• **Work to complete**
Gather all lines in the entries that include the word "this".

• **Records**
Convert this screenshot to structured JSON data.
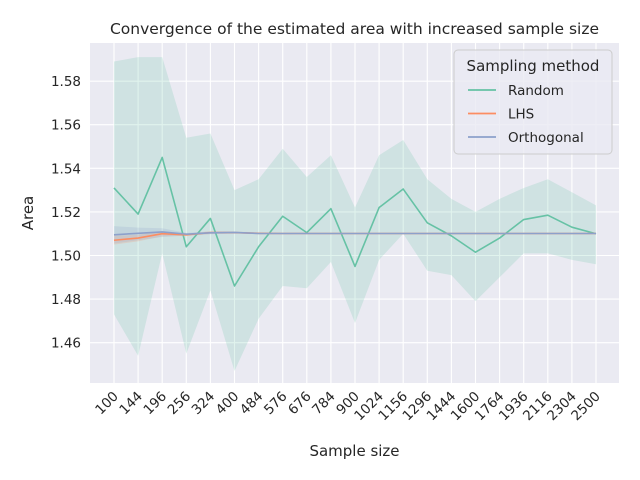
{
  "chart_data": {
    "type": "line",
    "title": "Convergence of the estimated area with increased sample size",
    "xlabel": "Sample size",
    "ylabel": "Area",
    "categories": [
      "100",
      "144",
      "196",
      "256",
      "324",
      "400",
      "484",
      "576",
      "676",
      "784",
      "900",
      "1024",
      "1156",
      "1296",
      "1444",
      "1600",
      "1764",
      "1936",
      "2116",
      "2304",
      "2500"
    ],
    "ylim": [
      1.4415,
      1.5975
    ],
    "yticks": [
      1.46,
      1.48,
      1.5,
      1.52,
      1.54,
      1.56,
      1.58
    ],
    "ytick_labels": [
      "1.46",
      "1.48",
      "1.50",
      "1.52",
      "1.54",
      "1.56",
      "1.58"
    ],
    "grid": true,
    "legend": {
      "title": "Sampling method",
      "placement": "top-right"
    },
    "series": [
      {
        "name": "Random",
        "color": "#66c2a5",
        "values": [
          1.531,
          1.519,
          1.545,
          1.504,
          1.517,
          1.486,
          1.504,
          1.518,
          1.5105,
          1.5215,
          1.495,
          1.522,
          1.5305,
          1.515,
          1.509,
          1.5015,
          1.508,
          1.5165,
          1.5185,
          1.513,
          1.51
        ],
        "ci_low": [
          1.473,
          1.454,
          1.501,
          1.455,
          1.484,
          1.447,
          1.471,
          1.486,
          1.485,
          1.497,
          1.469,
          1.498,
          1.51,
          1.493,
          1.491,
          1.479,
          1.49,
          1.501,
          1.501,
          1.498,
          1.496
        ],
        "ci_high": [
          1.589,
          1.591,
          1.591,
          1.554,
          1.556,
          1.53,
          1.535,
          1.549,
          1.536,
          1.546,
          1.522,
          1.546,
          1.553,
          1.535,
          1.526,
          1.52,
          1.526,
          1.531,
          1.535,
          1.529,
          1.523
        ]
      },
      {
        "name": "LHS",
        "color": "#fc8d62",
        "values": [
          1.507,
          1.508,
          1.51,
          1.5095,
          1.5105,
          1.5105,
          1.5102,
          1.5101,
          1.5101,
          1.5101,
          1.5101,
          1.5101,
          1.5101,
          1.5101,
          1.5101,
          1.5101,
          1.5101,
          1.5101,
          1.5101,
          1.5101,
          1.5101
        ],
        "ci_low": [
          1.505,
          1.5065,
          1.5088,
          1.509,
          1.5098,
          1.51,
          1.5098,
          1.5098,
          1.5099,
          1.5099,
          1.5099,
          1.5099,
          1.5099,
          1.5099,
          1.5099,
          1.5099,
          1.5099,
          1.5099,
          1.5099,
          1.5099,
          1.5099
        ],
        "ci_high": [
          1.509,
          1.5095,
          1.5112,
          1.51,
          1.5112,
          1.511,
          1.5106,
          1.5104,
          1.5103,
          1.5103,
          1.5103,
          1.5103,
          1.5103,
          1.5103,
          1.5103,
          1.5103,
          1.5103,
          1.5103,
          1.5103,
          1.5103,
          1.5103
        ]
      },
      {
        "name": "Orthogonal",
        "color": "#8da0cb",
        "values": [
          1.5095,
          1.5102,
          1.5108,
          1.5098,
          1.5104,
          1.5106,
          1.5101,
          1.5101,
          1.5101,
          1.5101,
          1.5101,
          1.5101,
          1.5101,
          1.5101,
          1.5101,
          1.5101,
          1.5101,
          1.5101,
          1.5101,
          1.5101,
          1.5101
        ],
        "ci_low": [
          1.5055,
          1.507,
          1.5085,
          1.5092,
          1.5098,
          1.5102,
          1.5099,
          1.5099,
          1.5099,
          1.5099,
          1.5099,
          1.5099,
          1.5099,
          1.5099,
          1.5099,
          1.5099,
          1.5099,
          1.5099,
          1.5099,
          1.5099,
          1.5099
        ],
        "ci_high": [
          1.5135,
          1.5128,
          1.5125,
          1.5104,
          1.511,
          1.511,
          1.5103,
          1.5103,
          1.5103,
          1.5103,
          1.5103,
          1.5103,
          1.5103,
          1.5103,
          1.5103,
          1.5103,
          1.5103,
          1.5103,
          1.5103,
          1.5103,
          1.5103
        ]
      }
    ]
  }
}
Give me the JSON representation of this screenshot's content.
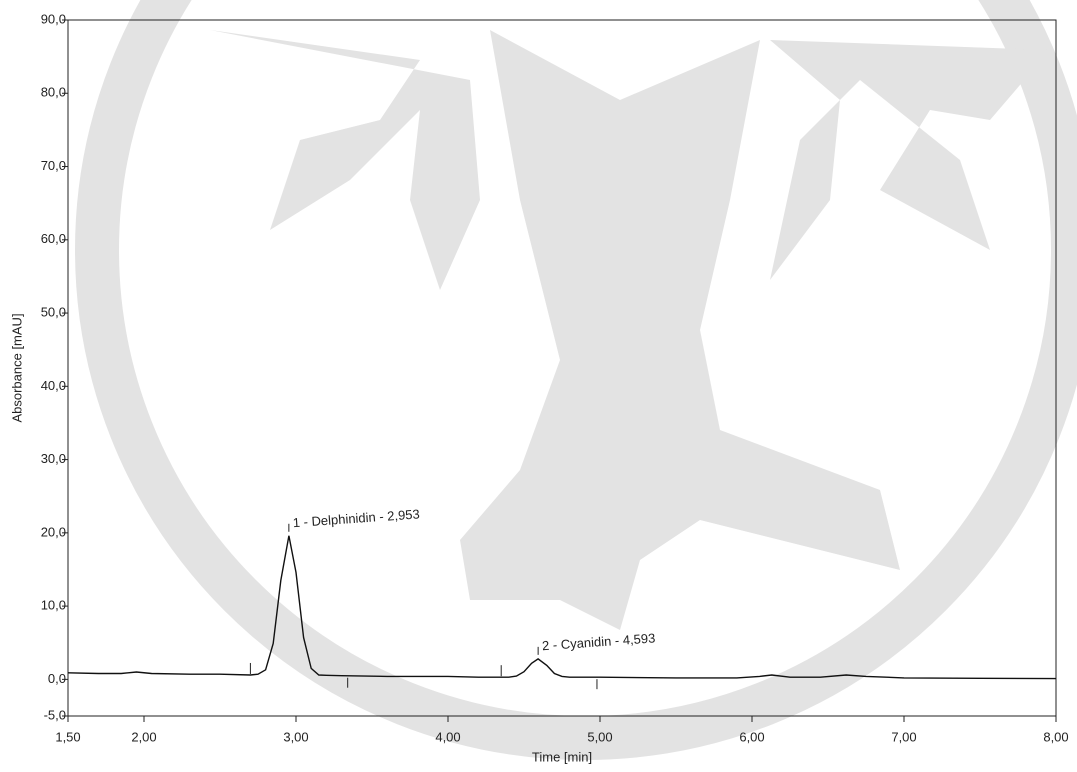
{
  "chart_data": {
    "type": "line",
    "x_label": "Time [min]",
    "y_label": "Absorbance [mAU]",
    "x": [
      1.5,
      1.7,
      1.85,
      1.95,
      2.05,
      2.3,
      2.5,
      2.7,
      2.75,
      2.8,
      2.85,
      2.9,
      2.953,
      3.0,
      3.05,
      3.1,
      3.15,
      3.2,
      3.3,
      3.6,
      4.0,
      4.2,
      4.4,
      4.45,
      4.5,
      4.55,
      4.593,
      4.65,
      4.7,
      4.75,
      4.8,
      5.0,
      5.5,
      5.9,
      6.05,
      6.13,
      6.25,
      6.45,
      6.62,
      6.75,
      7.0,
      7.5,
      8.0
    ],
    "values": [
      0.9,
      0.8,
      0.8,
      1.0,
      0.8,
      0.7,
      0.7,
      0.6,
      0.7,
      1.3,
      4.9,
      13.5,
      19.6,
      14.6,
      5.7,
      1.5,
      0.6,
      0.55,
      0.5,
      0.4,
      0.4,
      0.3,
      0.3,
      0.45,
      1.05,
      2.2,
      2.8,
      1.9,
      0.8,
      0.4,
      0.3,
      0.3,
      0.2,
      0.2,
      0.4,
      0.6,
      0.3,
      0.3,
      0.6,
      0.4,
      0.2,
      0.15,
      0.1
    ],
    "color": "#111111",
    "xlim": [
      1.5,
      8.0
    ],
    "ylim": [
      -5,
      90
    ],
    "xticks": [
      {
        "value": 1.5,
        "label": "1,50"
      },
      {
        "value": 2,
        "label": "2,00"
      },
      {
        "value": 3,
        "label": "3,00"
      },
      {
        "value": 4,
        "label": "4,00"
      },
      {
        "value": 5,
        "label": "5,00"
      },
      {
        "value": 6,
        "label": "6,00"
      },
      {
        "value": 7,
        "label": "7,00"
      },
      {
        "value": 8,
        "label": "8,00"
      }
    ],
    "yticks": [
      {
        "value": -5,
        "label": "-5,0"
      },
      {
        "value": 0,
        "label": "0,0"
      },
      {
        "value": 10,
        "label": "10,0"
      },
      {
        "value": 20,
        "label": "20,0"
      },
      {
        "value": 30,
        "label": "30,0"
      },
      {
        "value": 40,
        "label": "40,0"
      },
      {
        "value": 50,
        "label": "50,0"
      },
      {
        "value": 60,
        "label": "60,0"
      },
      {
        "value": 70,
        "label": "70,0"
      },
      {
        "value": 80,
        "label": "80,0"
      },
      {
        "value": 90,
        "label": "90,0"
      }
    ],
    "peaks": [
      {
        "label": "1 - Delphinidin - 2,953",
        "time": 2.953
      },
      {
        "label": "2 - Cyanidin - 4,593",
        "time": 4.593
      }
    ],
    "integration_ticks": [
      2.7,
      3.34,
      4.35,
      4.98
    ]
  }
}
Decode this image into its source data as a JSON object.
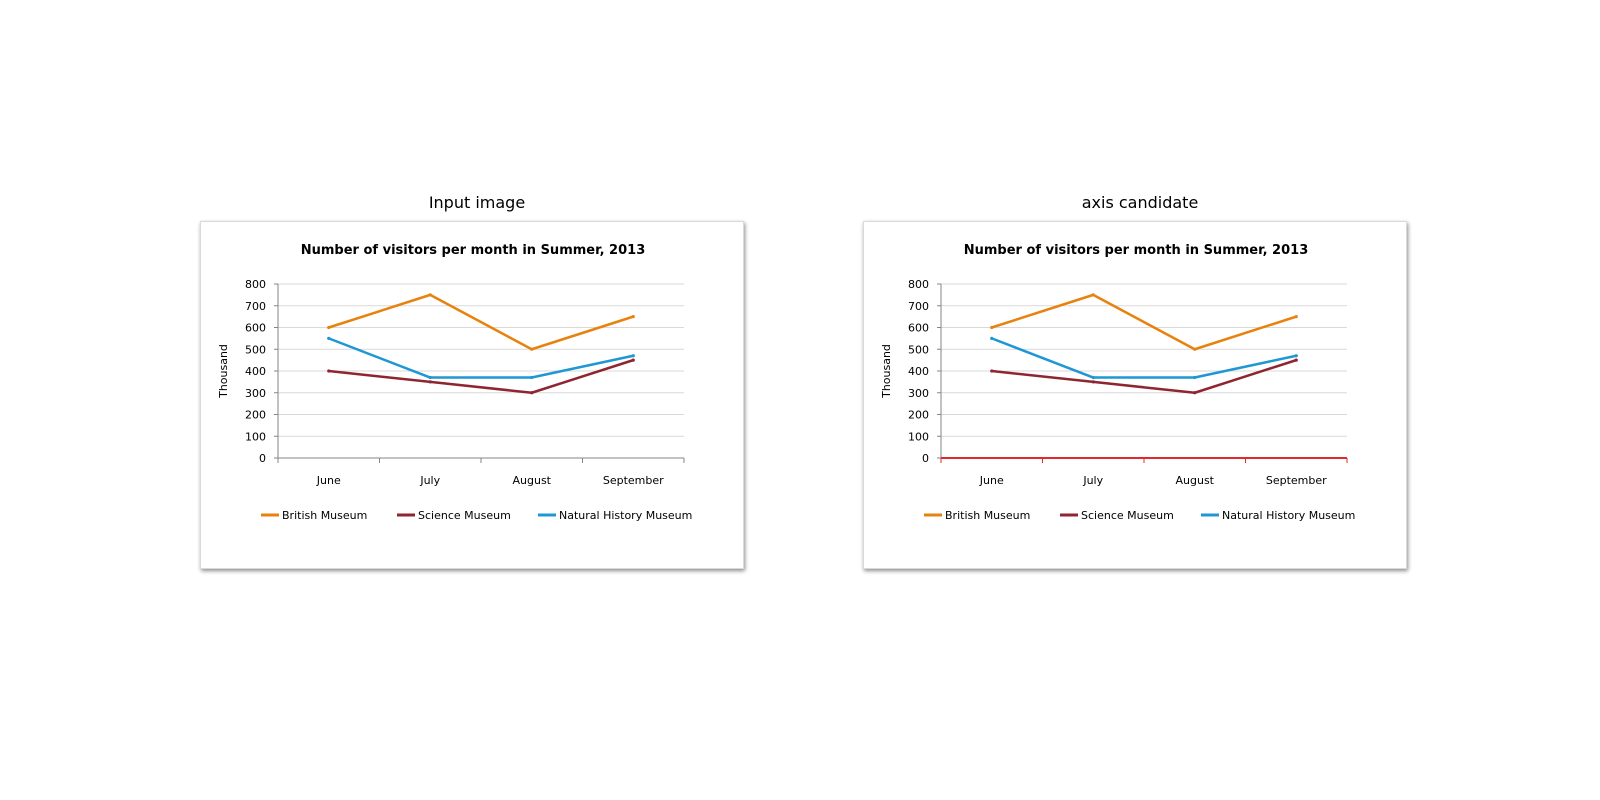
{
  "panels": [
    {
      "title": "Input image",
      "highlight_axis": false
    },
    {
      "title": "axis candidate",
      "highlight_axis": true
    }
  ],
  "highlight_color": "#e0282e",
  "chart_data": {
    "type": "line",
    "title": "Number of visitors per month in Summer, 2013",
    "xlabel": "",
    "ylabel": "Thousand",
    "categories": [
      "June",
      "July",
      "August",
      "September"
    ],
    "ylim": [
      0,
      800
    ],
    "yticks": [
      0,
      100,
      200,
      300,
      400,
      500,
      600,
      700,
      800
    ],
    "grid": true,
    "legend": "bottom",
    "series": [
      {
        "name": "British Museum",
        "color": "#e8820e",
        "values": [
          600,
          750,
          500,
          650
        ]
      },
      {
        "name": "Science Museum",
        "color": "#8e2530",
        "values": [
          400,
          350,
          300,
          450
        ]
      },
      {
        "name": "Natural History Museum",
        "color": "#1f97d4",
        "values": [
          550,
          370,
          370,
          470
        ]
      }
    ]
  }
}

• **Full output**
Convert this screenshot to structured JSON data.
Give me the JSON representation of this screenshot's content.
Decode this image into its source data as a JSON object.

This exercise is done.